▶ **WHAT IS NEEDED**: Word for word, transcribe the lines below and drop the pictures.

Collection entries:
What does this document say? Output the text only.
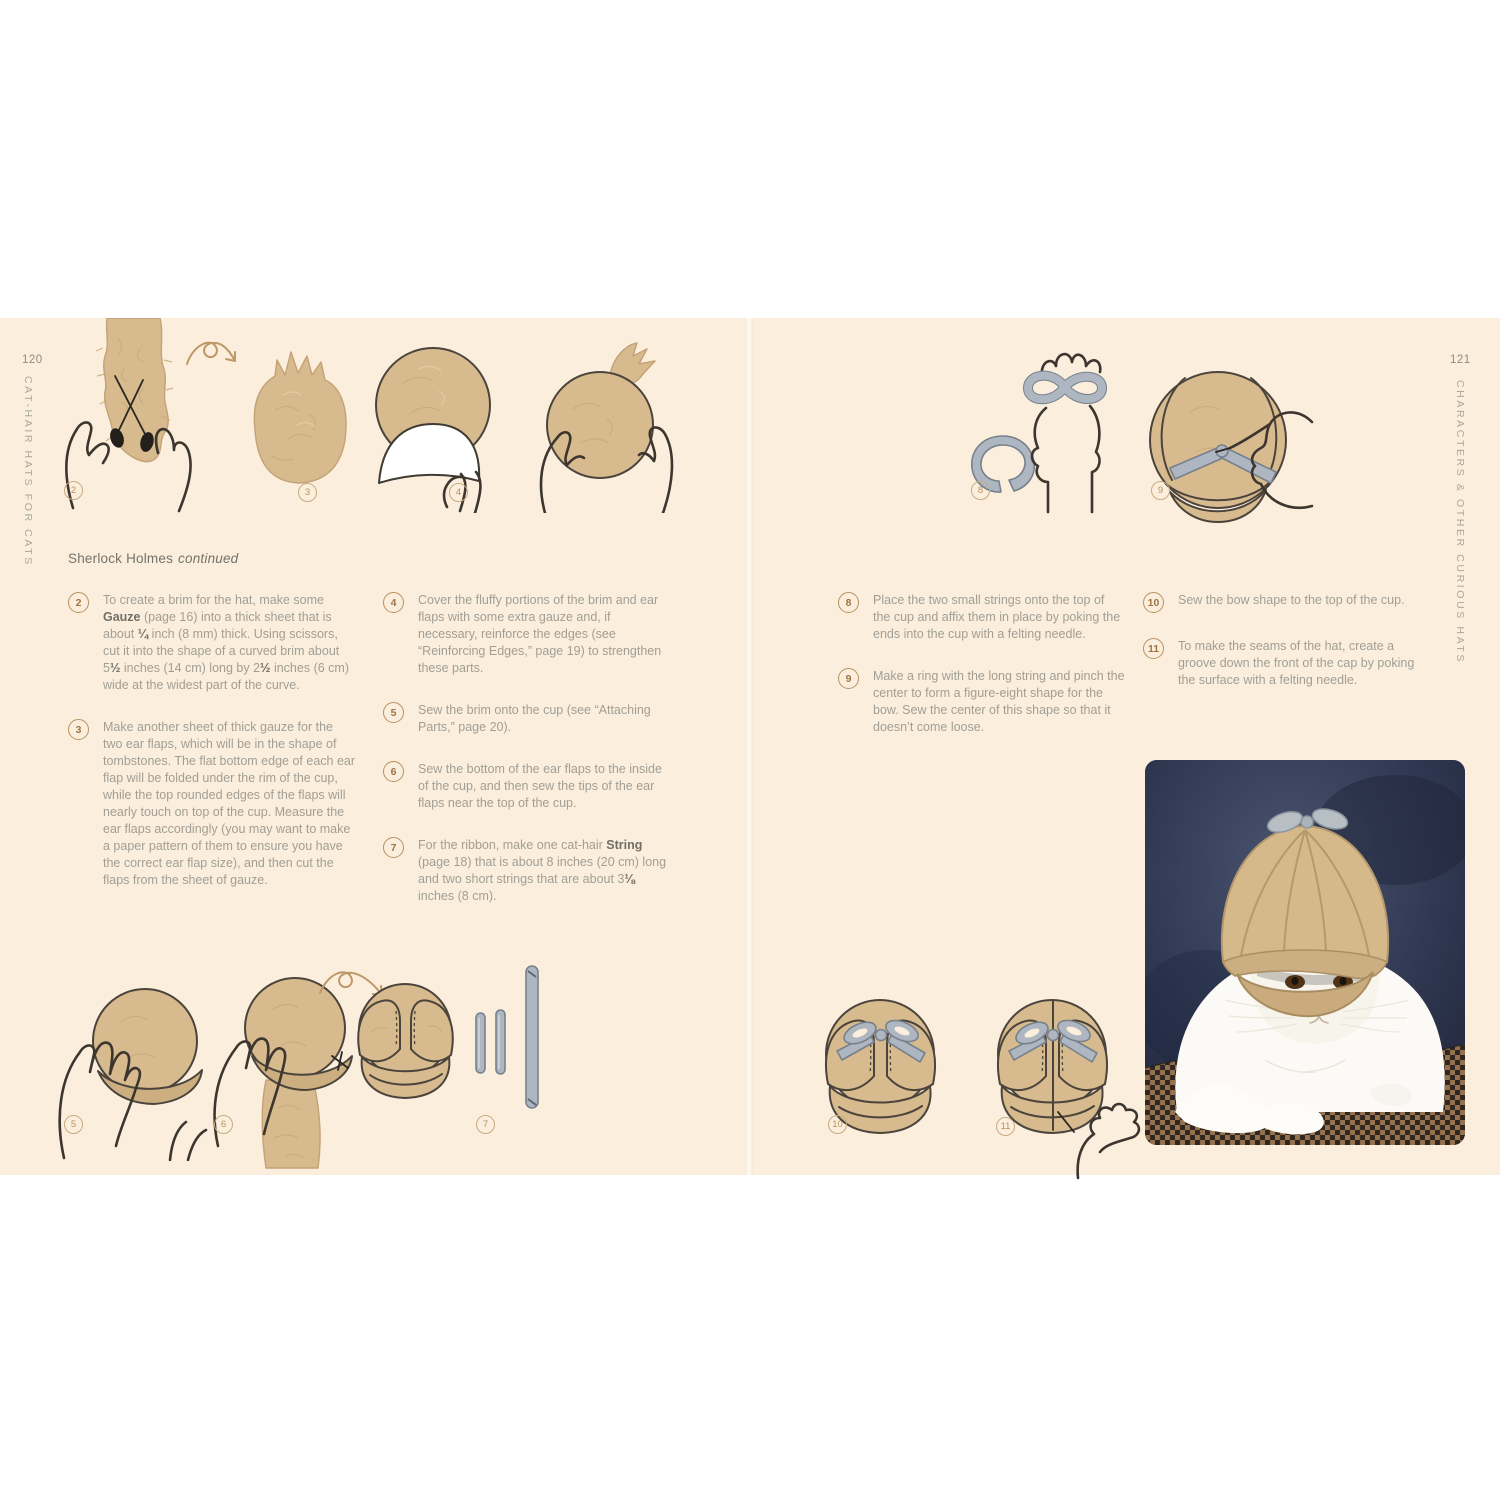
120
CAT-HAIR HATS FOR CATS	2	3	4
Sherlock Holmes continued
2	To create a brim for the hat, make some Gauze (page 16) into a thick sheet that is about ¼ inch (8 mm) thick. Using scissors, cut it into the shape of a curved brim about 5½ inches (14 cm) long by 2½ inches (6 cm) wide at the widest part of the curve.

3	Make another sheet of thick gauze for the two ear flaps, which will be in the shape of tombstones. The flat bottom edge of each ear flap will be folded under the rim of the cup, while the top rounded edges of the flaps will nearly touch on top of the cup. Measure the ear flaps accordingly (you may want to make a paper pattern of them to ensure you have the correct ear flap size), and then cut the flaps from the sheet of gauze.

4	Cover the fluffy portions of the brim and ear flaps with some extra gauze and, if necessary, reinforce the edges (see “Reinforcing Edges,” page 19) to strengthen these parts.

5	Sew the brim onto the cup (see “Attaching Parts,” page 20).

6	Sew the bottom of the ear flaps to the inside of the cup, and then sew the tips of the ear flaps near the top of the cup.

7	For the ribbon, make one cat-hair String (page 18) that is about 8 inches (20 cm) long and two short strings that are about 3⅛ inches (8 cm).

5	6	7
121
CHARACTERS & OTHER CURIOUS HATS
8	9
8	Place the two small strings onto the top of the cup and affix them in place by poking the ends into the cup with a felting needle.

9	Make a ring with the long string and pinch the center to form a figure-eight shape for the bow. Sew the center of this shape so that it doesn’t come loose.

10	Sew the bow shape to the top of the cup.

11	To make the seams of the hat, create a groove down the front of the cap by poking the surface with a felting needle.

10	11
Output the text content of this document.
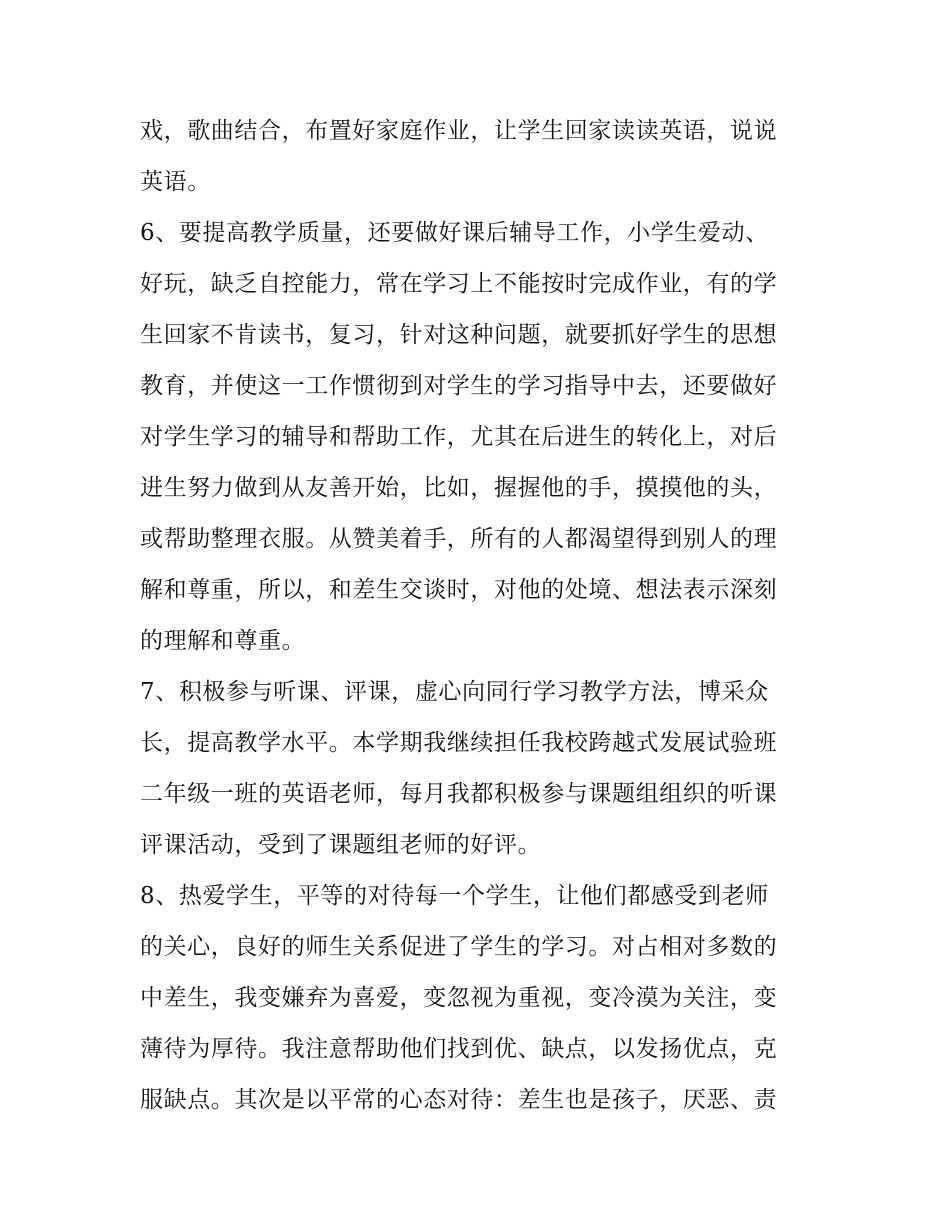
戏，歌曲结合，布置好家庭作业，让学生回家读读英语，说说
英语。
6、要提高教学质量，还要做好课后辅导工作，小学生爱动、
好玩，缺乏自控能力，常在学习上不能按时完成作业，有的学
生回家不肯读书，复习，针对这种问题，就要抓好学生的思想
教育，并使这一工作惯彻到对学生的学习指导中去，还要做好
对学生学习的辅导和帮助工作，尤其在后进生的转化上，对后
进生努力做到从友善开始，比如，握握他的手，摸摸他的头，
或帮助整理衣服。从赞美着手，所有的人都渴望得到别人的理
解和尊重，所以，和差生交谈时，对他的处境、想法表示深刻
的理解和尊重。
7、积极参与听课、评课，虚心向同行学习教学方法，博采众
长，提高教学水平。本学期我继续担任我校跨越式发展试验班
二年级一班的英语老师，每月我都积极参与课题组组织的听课
评课活动，受到了课题组老师的好评。
8、热爱学生，平等的对待每一个学生，让他们都感受到老师
的关心，良好的师生关系促进了学生的学习。对占相对多数的
中差生，我变嫌弃为喜爱，变忽视为重视，变冷漠为关注，变
薄待为厚待。我注意帮助他们找到优、缺点，以发扬优点，克
服缺点。其次是以平常的心态对待：差生也是孩子，厌恶、责
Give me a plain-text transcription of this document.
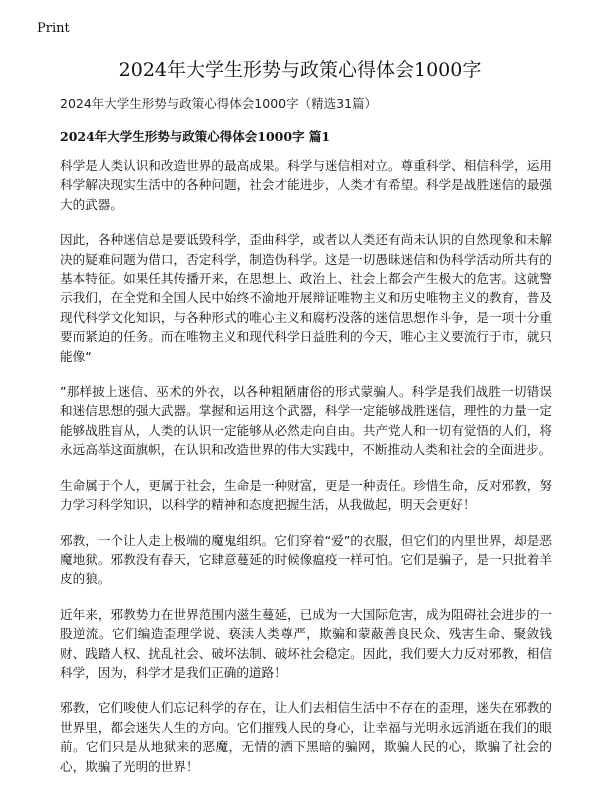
Print
2024年大学生形势与政策心得体会1000字
2024年大学生形势与政策心得体会1000字（精选31篇）
2024年大学生形势与政策心得体会1000字 篇1

科学是人类认识和改造世界的最高成果。科学与迷信相对立。尊重科学、相信科学，运用科学解决现实生活中的各种问题，社会才能进步，人类才有希望。科学是战胜迷信的最强大的武器。

因此，各种迷信总是要诋毁科学，歪曲科学，或者以人类还有尚未认识的自然现象和未解决的疑难问题为借口，否定科学，制造伪科学。这是一切愚昧迷信和伪科学活动所共有的基本特征。如果任其传播开来，在思想上、政治上、社会上都会产生极大的危害。这就警示我们，在全党和全国人民中始终不渝地开展辩证唯物主义和历史唯物主义的教育，普及现代科学文化知识，与各种形式的唯心主义和腐朽没落的迷信思想作斗争，是一项十分重要而紧迫的任务。而在唯物主义和现代科学日益胜利的今天，唯心主义要流行于市，就只能像“

”那样披上迷信、巫术的外衣，以各种粗陋庸俗的形式蒙骗人。科学是我们战胜一切错误和迷信思想的强大武器。掌握和运用这个武器，科学一定能够战胜迷信，理性的力量一定能够战胜盲从，人类的认识一定能够从必然走向自由。共产党人和一切有觉悟的人们，将永远高举这面旗帜，在认识和改造世界的伟大实践中，不断推动人类和社会的全面进步。

生命属于个人，更属于社会，生命是一种财富，更是一种责任。珍惜生命，反对邪教，努力学习科学知识，以科学的精神和态度把握生活，从我做起，明天会更好！

邪教，一个让人走上极端的魔鬼组织。它们穿着“爱”的衣服，但它们的内里世界，却是恶魔地狱。邪教没有春天，它肆意蔓延的时候像瘟疫一样可怕。它们是骗子，是一只批着羊皮的狼。

近年来，邪教势力在世界范围内滋生蔓延，已成为一大国际危害，成为阻碍社会进步的一股逆流。它们编造歪理学说、亵渎人类尊严，欺骗和蒙蔽善良民众、残害生命、聚敛钱财、践踏人权、扰乱社会、破坏法制、破坏社会稳定。因此，我们要大力反对邪教，相信科学，因为，科学才是我们正确的道路！

邪教，它们唆使人们忘记科学的存在，让人们去相信生活中不存在的歪理，迷失在邪教的世界里，都会迷失人生的方向。它们摧残人民的身心，让幸福与光明永远消逝在我们的眼前。它们只是从地狱来的恶魔，无情的洒下黑暗的骗网，欺骗人民的心，欺骗了社会的心，欺骗了光明的世界！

▶ **REPLY**:
What does this document say? Output the text only.
120
CAT-HAIR HATS FOR CATS	2	3	4
Sherlock Holmes continued
2	To create a brim for the hat, make some Gauze (page 16) into a thick sheet that is about ¼ inch (8 mm) thick. Using scissors, cut it into the shape of a curved brim about 5½ inches (14 cm) long by 2½ inches (6 cm) wide at the widest part of the curve.

3	Make another sheet of thick gauze for the two ear flaps, which will be in the shape of tombstones. The flat bottom edge of each ear flap will be folded under the rim of the cup, while the top rounded edges of the flaps will nearly touch on top of the cup. Measure the ear flaps accordingly (you may want to make a paper pattern of them to ensure you have the correct ear flap size), and then cut the flaps from the sheet of gauze.

4	Cover the fluffy portions of the brim and ear flaps with some extra gauze and, if necessary, reinforce the edges (see “Reinforcing Edges,” page 19) to strengthen these parts.

5	Sew the brim onto the cup (see “Attaching Parts,” page 20).

6	Sew the bottom of the ear flaps to the inside of the cup, and then sew the tips of the ear flaps near the top of the cup.

7	For the ribbon, make one cat-hair String (page 18) that is about 8 inches (20 cm) long and two short strings that are about 3⅛ inches (8 cm).

5	6	7
121
CHARACTERS & OTHER CURIOUS HATS
8	9
8	Place the two small strings onto the top of the cup and affix them in place by poking the ends into the cup with a felting needle.

9	Make a ring with the long string and pinch the center to form a figure-eight shape for the bow. Sew the center of this shape so that it doesn’t come loose.

10	Sew the bow shape to the top of the cup.

11	To make the seams of the hat, create a groove down the front of the cap by poking the surface with a felting needle.

10	11
Output the text content of this document.
戏，歌曲结合，布置好家庭作业，让学生回家读读英语，说说
英语。
6、要提高教学质量，还要做好课后辅导工作，小学生爱动、
好玩，缺乏自控能力，常在学习上不能按时完成作业，有的学
生回家不肯读书，复习，针对这种问题，就要抓好学生的思想
教育，并使这一工作惯彻到对学生的学习指导中去，还要做好
对学生学习的辅导和帮助工作，尤其在后进生的转化上，对后
进生努力做到从友善开始，比如，握握他的手，摸摸他的头，
或帮助整理衣服。从赞美着手，所有的人都渴望得到别人的理
解和尊重，所以，和差生交谈时，对他的处境、想法表示深刻
的理解和尊重。
7、积极参与听课、评课，虚心向同行学习教学方法，博采众
长，提高教学水平。本学期我继续担任我校跨越式发展试验班
二年级一班的英语老师，每月我都积极参与课题组组织的听课
评课活动，受到了课题组老师的好评。
8、热爱学生，平等的对待每一个学生，让他们都感受到老师
的关心，良好的师生关系促进了学生的学习。对占相对多数的
中差生，我变嫌弃为喜爱，变忽视为重视，变冷漠为关注，变
薄待为厚待。我注意帮助他们找到优、缺点，以发扬优点，克
服缺点。其次是以平常的心态对待：差生也是孩子，厌恶、责
Give me a plain-text transcription of this document.
Print
2024年大学生形势与政策心得体会1000字
2024年大学生形势与政策心得体会1000字（精选31篇）
2024年大学生形势与政策心得体会1000字 篇1

科学是人类认识和改造世界的最高成果。科学与迷信相对立。尊重科学、相信科学，运用科学解决现实生活中的各种问题，社会才能进步，人类才有希望。科学是战胜迷信的最强大的武器。

因此，各种迷信总是要诋毁科学，歪曲科学，或者以人类还有尚未认识的自然现象和未解决的疑难问题为借口，否定科学，制造伪科学。这是一切愚昧迷信和伪科学活动所共有的基本特征。如果任其传播开来，在思想上、政治上、社会上都会产生极大的危害。这就警示我们，在全党和全国人民中始终不渝地开展辩证唯物主义和历史唯物主义的教育，普及现代科学文化知识，与各种形式的唯心主义和腐朽没落的迷信思想作斗争，是一项十分重要而紧迫的任务。而在唯物主义和现代科学日益胜利的今天，唯心主义要流行于市，就只能像“

”那样披上迷信、巫术的外衣，以各种粗陋庸俗的形式蒙骗人。科学是我们战胜一切错误和迷信思想的强大武器。掌握和运用这个武器，科学一定能够战胜迷信，理性的力量一定能够战胜盲从，人类的认识一定能够从必然走向自由。共产党人和一切有觉悟的人们，将永远高举这面旗帜，在认识和改造世界的伟大实践中，不断推动人类和社会的全面进步。

生命属于个人，更属于社会，生命是一种财富，更是一种责任。珍惜生命，反对邪教，努力学习科学知识，以科学的精神和态度把握生活，从我做起，明天会更好！

邪教，一个让人走上极端的魔鬼组织。它们穿着“爱”的衣服，但它们的内里世界，却是恶魔地狱。邪教没有春天，它肆意蔓延的时候像瘟疫一样可怕。它们是骗子，是一只批着羊皮的狼。

近年来，邪教势力在世界范围内滋生蔓延，已成为一大国际危害，成为阻碍社会进步的一股逆流。它们编造歪理学说、亵渎人类尊严，欺骗和蒙蔽善良民众、残害生命、聚敛钱财、践踏人权、扰乱社会、破坏法制、破坏社会稳定。因此，我们要大力反对邪教，相信科学，因为，科学才是我们正确的道路！

邪教，它们唆使人们忘记科学的存在，让人们去相信生活中不存在的歪理，迷失在邪教的世界里，都会迷失人生的方向。它们摧残人民的身心，让幸福与光明永远消逝在我们的眼前。它们只是从地狱来的恶魔，无情的洒下黑暗的骗网，欺骗人民的心，欺骗了社会的心，欺骗了光明的世界！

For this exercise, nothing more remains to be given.